▶ [TO DO] Write out the lines of the records as a numbered list, from the first line through the line containing "table-value: 395 <box>477 603 499 618</box>", both included. Omit any blank lines.

▶ [Listings of regions and labels]
────────
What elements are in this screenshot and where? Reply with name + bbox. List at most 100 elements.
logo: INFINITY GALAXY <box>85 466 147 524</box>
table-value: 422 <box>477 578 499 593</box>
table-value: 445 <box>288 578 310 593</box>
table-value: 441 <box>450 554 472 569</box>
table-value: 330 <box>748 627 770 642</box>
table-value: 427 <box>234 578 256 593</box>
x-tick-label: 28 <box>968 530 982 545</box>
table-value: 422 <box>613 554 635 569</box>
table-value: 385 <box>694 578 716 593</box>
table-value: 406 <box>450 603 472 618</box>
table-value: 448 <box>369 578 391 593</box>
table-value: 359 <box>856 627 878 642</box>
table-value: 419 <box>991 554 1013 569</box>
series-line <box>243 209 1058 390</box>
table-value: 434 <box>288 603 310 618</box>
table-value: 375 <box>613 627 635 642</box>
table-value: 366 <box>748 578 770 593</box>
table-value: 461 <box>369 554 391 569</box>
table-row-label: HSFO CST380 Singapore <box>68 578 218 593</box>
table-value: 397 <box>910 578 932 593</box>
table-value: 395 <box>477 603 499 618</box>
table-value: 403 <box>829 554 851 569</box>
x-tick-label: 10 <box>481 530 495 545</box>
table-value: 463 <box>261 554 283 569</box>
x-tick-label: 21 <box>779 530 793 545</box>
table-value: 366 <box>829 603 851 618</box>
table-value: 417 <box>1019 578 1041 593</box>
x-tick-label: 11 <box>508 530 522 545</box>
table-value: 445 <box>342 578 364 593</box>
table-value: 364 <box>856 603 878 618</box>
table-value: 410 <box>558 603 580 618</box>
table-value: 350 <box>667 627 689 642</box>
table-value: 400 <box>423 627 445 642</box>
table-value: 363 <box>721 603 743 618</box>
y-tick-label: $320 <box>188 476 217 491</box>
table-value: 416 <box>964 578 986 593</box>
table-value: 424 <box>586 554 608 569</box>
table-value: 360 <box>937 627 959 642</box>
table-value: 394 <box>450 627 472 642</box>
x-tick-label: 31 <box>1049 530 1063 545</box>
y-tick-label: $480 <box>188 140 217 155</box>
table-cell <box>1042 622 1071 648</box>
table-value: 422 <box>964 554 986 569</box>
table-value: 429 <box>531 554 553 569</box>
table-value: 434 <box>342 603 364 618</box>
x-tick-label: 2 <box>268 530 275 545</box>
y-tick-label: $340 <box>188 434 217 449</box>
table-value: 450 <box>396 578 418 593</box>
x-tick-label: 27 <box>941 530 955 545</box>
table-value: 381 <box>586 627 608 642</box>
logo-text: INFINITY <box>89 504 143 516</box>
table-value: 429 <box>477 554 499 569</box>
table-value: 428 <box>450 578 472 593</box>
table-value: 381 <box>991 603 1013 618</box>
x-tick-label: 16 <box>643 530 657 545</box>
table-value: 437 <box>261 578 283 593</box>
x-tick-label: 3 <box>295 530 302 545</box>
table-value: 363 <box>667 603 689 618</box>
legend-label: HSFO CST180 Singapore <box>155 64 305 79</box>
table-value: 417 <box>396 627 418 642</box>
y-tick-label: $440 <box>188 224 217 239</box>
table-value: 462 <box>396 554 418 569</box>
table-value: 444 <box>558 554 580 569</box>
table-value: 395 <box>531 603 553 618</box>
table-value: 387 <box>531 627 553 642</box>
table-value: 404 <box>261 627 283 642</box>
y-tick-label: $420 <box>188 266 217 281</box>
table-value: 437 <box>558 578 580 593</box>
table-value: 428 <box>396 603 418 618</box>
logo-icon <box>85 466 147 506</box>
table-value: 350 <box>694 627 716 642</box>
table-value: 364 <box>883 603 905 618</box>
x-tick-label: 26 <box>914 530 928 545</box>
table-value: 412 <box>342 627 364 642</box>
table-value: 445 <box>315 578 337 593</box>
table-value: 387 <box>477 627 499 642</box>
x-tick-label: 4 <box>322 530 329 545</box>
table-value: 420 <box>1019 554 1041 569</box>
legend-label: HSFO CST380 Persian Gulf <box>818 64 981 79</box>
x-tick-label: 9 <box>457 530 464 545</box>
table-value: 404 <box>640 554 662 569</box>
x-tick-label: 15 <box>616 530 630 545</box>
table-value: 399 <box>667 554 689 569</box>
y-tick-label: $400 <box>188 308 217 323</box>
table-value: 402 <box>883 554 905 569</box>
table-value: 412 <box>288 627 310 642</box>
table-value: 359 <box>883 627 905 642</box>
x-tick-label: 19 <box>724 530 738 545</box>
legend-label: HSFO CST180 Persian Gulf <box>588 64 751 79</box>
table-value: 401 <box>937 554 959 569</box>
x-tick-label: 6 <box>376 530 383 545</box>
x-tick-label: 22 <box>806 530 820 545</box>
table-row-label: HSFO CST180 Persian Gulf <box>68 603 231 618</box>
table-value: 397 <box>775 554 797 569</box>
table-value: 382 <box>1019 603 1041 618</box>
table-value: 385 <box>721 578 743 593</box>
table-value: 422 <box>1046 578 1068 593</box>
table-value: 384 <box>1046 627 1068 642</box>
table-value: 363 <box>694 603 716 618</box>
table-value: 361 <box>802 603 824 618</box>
────────
▶ [SOLUTION TO THIS EXERCISE]
1. What elements are in this screenshot and where? Reply with name + bbox. List at most 100 elements.
2. logo: INFINITY GALAXY <box>85 466 147 524</box>
3. table-value: 422 <box>477 578 499 593</box>
4. table-value: 445 <box>288 578 310 593</box>
5. table-value: 441 <box>450 554 472 569</box>
6. table-value: 330 <box>748 627 770 642</box>
7. table-value: 427 <box>234 578 256 593</box>
8. x-tick-label: 28 <box>968 530 982 545</box>
9. table-value: 422 <box>613 554 635 569</box>
10. table-value: 385 <box>694 578 716 593</box>
11. table-value: 406 <box>450 603 472 618</box>
12. table-value: 448 <box>369 578 391 593</box>
13. table-value: 359 <box>856 627 878 642</box>
14. table-value: 419 <box>991 554 1013 569</box>
15. series-line <box>243 209 1058 390</box>
16. table-value: 434 <box>288 603 310 618</box>
17. table-value: 375 <box>613 627 635 642</box>
18. table-value: 366 <box>748 578 770 593</box>
19. table-value: 461 <box>369 554 391 569</box>
20. table-row-label: HSFO CST380 Singapore <box>68 578 218 593</box>
21. table-value: 397 <box>910 578 932 593</box>
22. table-value: 395 <box>477 603 499 618</box>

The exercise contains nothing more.